- _Task instructions_: Repeat each entry word for word. Leave any images out of the copy.

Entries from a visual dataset
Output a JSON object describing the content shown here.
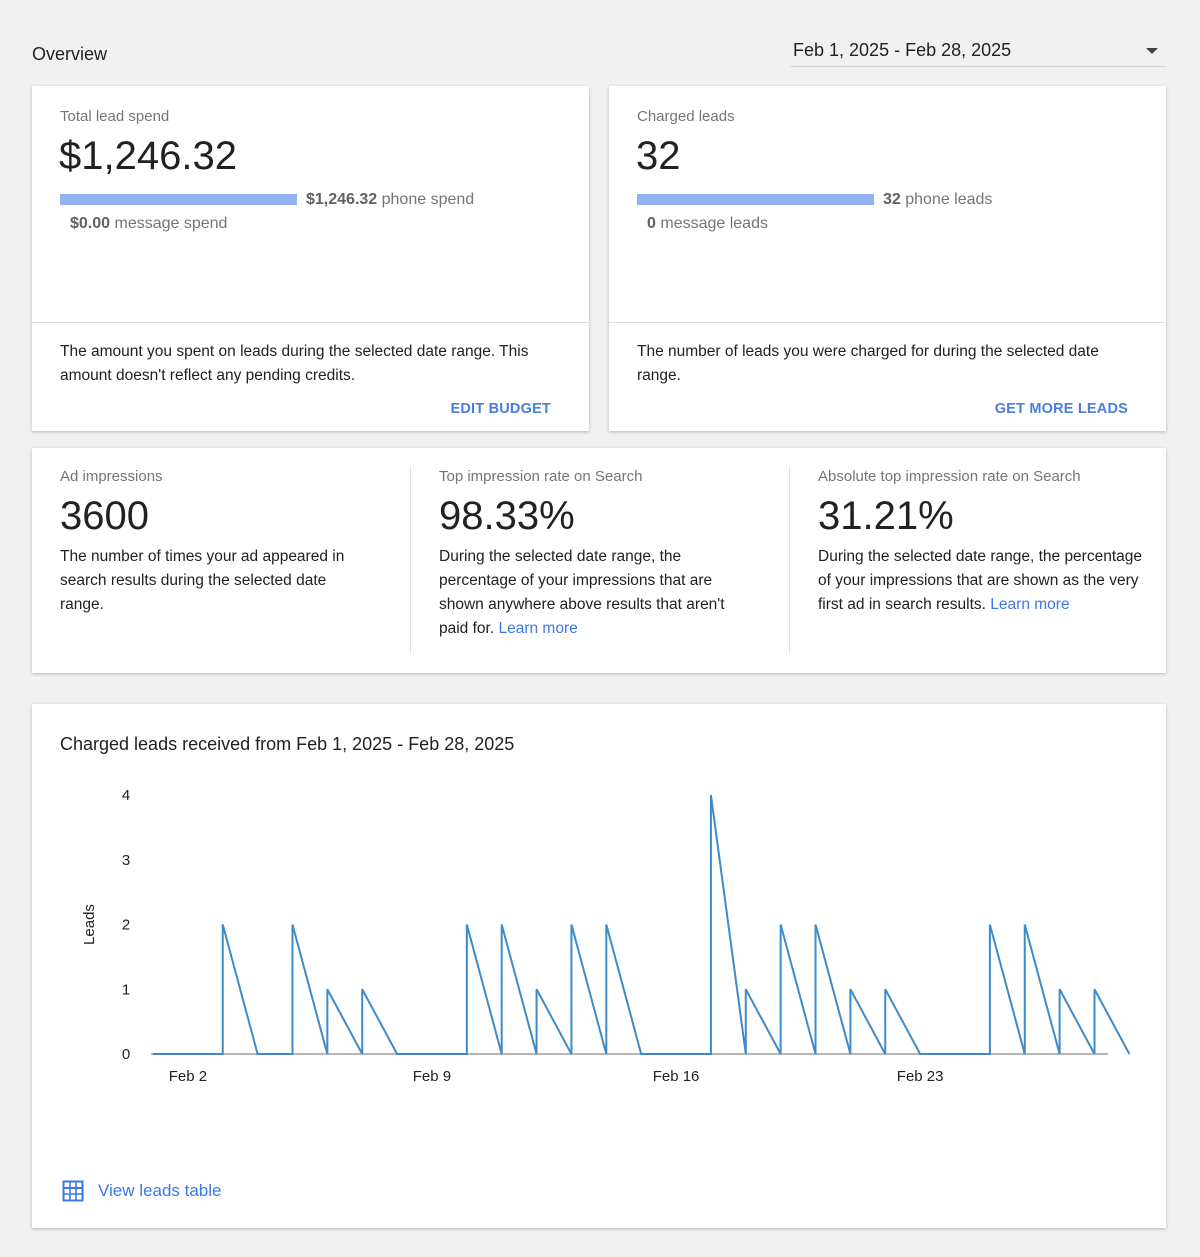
{
  "header": {
    "title": "Overview",
    "date_range": "Feb 1, 2025 - Feb 28, 2025"
  },
  "spend_card": {
    "label": "Total lead spend",
    "value": "$1,246.32",
    "phone_amount": "$1,246.32",
    "phone_suffix": " phone spend",
    "message_amount": "$0.00",
    "message_suffix": " message spend",
    "phone_share_percent": 100,
    "description": "The amount you spent on leads during the selected date range. This amount doesn't reflect any pending credits.",
    "action": "EDIT BUDGET"
  },
  "leads_card": {
    "label": "Charged leads",
    "value": "32",
    "phone_amount": "32",
    "phone_suffix": " phone leads",
    "message_amount": "0",
    "message_suffix": " message leads",
    "phone_share_percent": 100,
    "description": "The number of leads you were charged for during the selected date range.",
    "action": "GET MORE LEADS"
  },
  "metrics": [
    {
      "label": "Ad impressions",
      "value": "3600",
      "description": "The number of times your ad appeared in search results during the selected date range.",
      "link": ""
    },
    {
      "label": "Top impression rate on Search",
      "value": "98.33%",
      "description": "During the selected date range, the percentage of your impressions that are shown anywhere above results that aren't paid for.",
      "link": "Learn more"
    },
    {
      "label": "Absolute top impression rate on Search",
      "value": "31.21%",
      "description": "During the selected date range, the percentage of your impressions that are shown as the very first ad in search results.",
      "link": "Learn more"
    }
  ],
  "chart_card": {
    "title": "Charged leads received from Feb 1, 2025 - Feb 28, 2025",
    "view_table": "View leads table"
  },
  "chart_data": {
    "type": "line",
    "title": "Charged leads received from Feb 1, 2025 - Feb 28, 2025",
    "ylabel": "Leads",
    "xlabel": "",
    "ylim": [
      0,
      4
    ],
    "yticks": [
      "0",
      "1",
      "2",
      "3",
      "4"
    ],
    "xticks": [
      {
        "label": "Feb 2",
        "day": 2
      },
      {
        "label": "Feb 9",
        "day": 9
      },
      {
        "label": "Feb 16",
        "day": 16
      },
      {
        "label": "Feb 23",
        "day": 23
      }
    ],
    "days": [
      1,
      2,
      3,
      4,
      5,
      6,
      7,
      8,
      9,
      10,
      11,
      12,
      13,
      14,
      15,
      16,
      17,
      18,
      19,
      20,
      21,
      22,
      23,
      24,
      25,
      26,
      27,
      28
    ],
    "values": [
      0,
      0,
      2,
      0,
      2,
      1,
      1,
      0,
      0,
      2,
      2,
      1,
      2,
      2,
      0,
      0,
      4,
      1,
      2,
      2,
      1,
      1,
      0,
      0,
      2,
      2,
      1,
      1
    ],
    "color": "#3d8bc9",
    "grid": false
  },
  "colors": {
    "accent": "#4a7de0",
    "bar": "#92b3f2",
    "line": "#3d8bc9"
  }
}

- _Solution below_:
Output a JSON object describing the content shown here.
{
  "header": {
    "title": "Overview",
    "date_range": "Feb 1, 2025 - Feb 28, 2025"
  },
  "spend_card": {
    "label": "Total lead spend",
    "value": "$1,246.32",
    "phone_amount": "$1,246.32",
    "phone_suffix": " phone spend",
    "message_amount": "$0.00",
    "message_suffix": " message spend",
    "phone_share_percent": 100,
    "description": "The amount you spent on leads during the selected date range. This amount doesn't reflect any pending credits.",
    "action": "EDIT BUDGET"
  },
  "leads_card": {
    "label": "Charged leads",
    "value": "32",
    "phone_amount": "32",
    "phone_suffix": " phone leads",
    "message_amount": "0",
    "message_suffix": " message leads",
    "phone_share_percent": 100,
    "description": "The number of leads you were charged for during the selected date range.",
    "action": "GET MORE LEADS"
  },
  "metrics": [
    {
      "label": "Ad impressions",
      "value": "3600",
      "description": "The number of times your ad appeared in search results during the selected date range.",
      "link": ""
    },
    {
      "label": "Top impression rate on Search",
      "value": "98.33%",
      "description": "During the selected date range, the percentage of your impressions that are shown anywhere above results that aren't paid for.",
      "link": "Learn more"
    },
    {
      "label": "Absolute top impression rate on Search",
      "value": "31.21%",
      "description": "During the selected date range, the percentage of your impressions that are shown as the very first ad in search results.",
      "link": "Learn more"
    }
  ],
  "chart_card": {
    "title": "Charged leads received from Feb 1, 2025 - Feb 28, 2025",
    "view_table": "View leads table"
  },
  "chart_data": {
    "type": "line",
    "title": "Charged leads received from Feb 1, 2025 - Feb 28, 2025",
    "ylabel": "Leads",
    "xlabel": "",
    "ylim": [
      0,
      4
    ],
    "yticks": [
      "0",
      "1",
      "2",
      "3",
      "4"
    ],
    "xticks": [
      {
        "label": "Feb 2",
        "day": 2
      },
      {
        "label": "Feb 9",
        "day": 9
      },
      {
        "label": "Feb 16",
        "day": 16
      },
      {
        "label": "Feb 23",
        "day": 23
      }
    ],
    "days": [
      1,
      2,
      3,
      4,
      5,
      6,
      7,
      8,
      9,
      10,
      11,
      12,
      13,
      14,
      15,
      16,
      17,
      18,
      19,
      20,
      21,
      22,
      23,
      24,
      25,
      26,
      27,
      28
    ],
    "values": [
      0,
      0,
      2,
      0,
      2,
      1,
      1,
      0,
      0,
      2,
      2,
      1,
      2,
      2,
      0,
      0,
      4,
      1,
      2,
      2,
      1,
      1,
      0,
      0,
      2,
      2,
      1,
      1
    ],
    "color": "#3d8bc9",
    "grid": false
  },
  "colors": {
    "accent": "#4a7de0",
    "bar": "#92b3f2",
    "line": "#3d8bc9"
  }
}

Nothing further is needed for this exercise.